++++ Given records
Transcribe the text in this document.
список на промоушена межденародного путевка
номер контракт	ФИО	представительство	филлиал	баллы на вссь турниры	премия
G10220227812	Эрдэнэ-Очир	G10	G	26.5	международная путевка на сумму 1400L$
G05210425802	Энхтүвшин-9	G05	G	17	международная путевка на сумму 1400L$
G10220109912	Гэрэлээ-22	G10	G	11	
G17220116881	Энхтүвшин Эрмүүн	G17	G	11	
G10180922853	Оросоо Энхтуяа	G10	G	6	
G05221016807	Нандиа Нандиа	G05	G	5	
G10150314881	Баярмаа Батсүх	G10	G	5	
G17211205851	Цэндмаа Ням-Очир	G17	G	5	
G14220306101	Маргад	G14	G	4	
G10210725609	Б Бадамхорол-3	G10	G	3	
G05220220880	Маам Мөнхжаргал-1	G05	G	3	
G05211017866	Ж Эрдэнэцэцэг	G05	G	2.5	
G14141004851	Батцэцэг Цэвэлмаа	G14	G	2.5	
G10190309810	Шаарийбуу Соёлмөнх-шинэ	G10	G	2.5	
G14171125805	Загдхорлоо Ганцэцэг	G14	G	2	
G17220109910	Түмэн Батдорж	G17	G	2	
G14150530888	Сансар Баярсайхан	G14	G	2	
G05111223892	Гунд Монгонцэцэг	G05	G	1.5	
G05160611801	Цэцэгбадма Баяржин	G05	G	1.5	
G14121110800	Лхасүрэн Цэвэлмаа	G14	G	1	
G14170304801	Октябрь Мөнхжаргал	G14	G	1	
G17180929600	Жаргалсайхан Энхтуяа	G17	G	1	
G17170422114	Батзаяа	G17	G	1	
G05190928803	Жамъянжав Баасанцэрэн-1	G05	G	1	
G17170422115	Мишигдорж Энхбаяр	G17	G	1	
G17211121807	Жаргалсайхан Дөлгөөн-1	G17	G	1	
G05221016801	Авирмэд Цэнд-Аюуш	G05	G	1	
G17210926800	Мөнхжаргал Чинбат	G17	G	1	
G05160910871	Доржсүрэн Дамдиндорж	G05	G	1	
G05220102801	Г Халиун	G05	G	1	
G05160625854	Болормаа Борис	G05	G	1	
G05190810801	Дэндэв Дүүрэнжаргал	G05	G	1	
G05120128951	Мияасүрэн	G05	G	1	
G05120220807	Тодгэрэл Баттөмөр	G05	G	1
++++++++
In the entries above, how many lines contain the word "Жаргалсайхан"? Answer with the number only.

__Answer to the exercise__:
2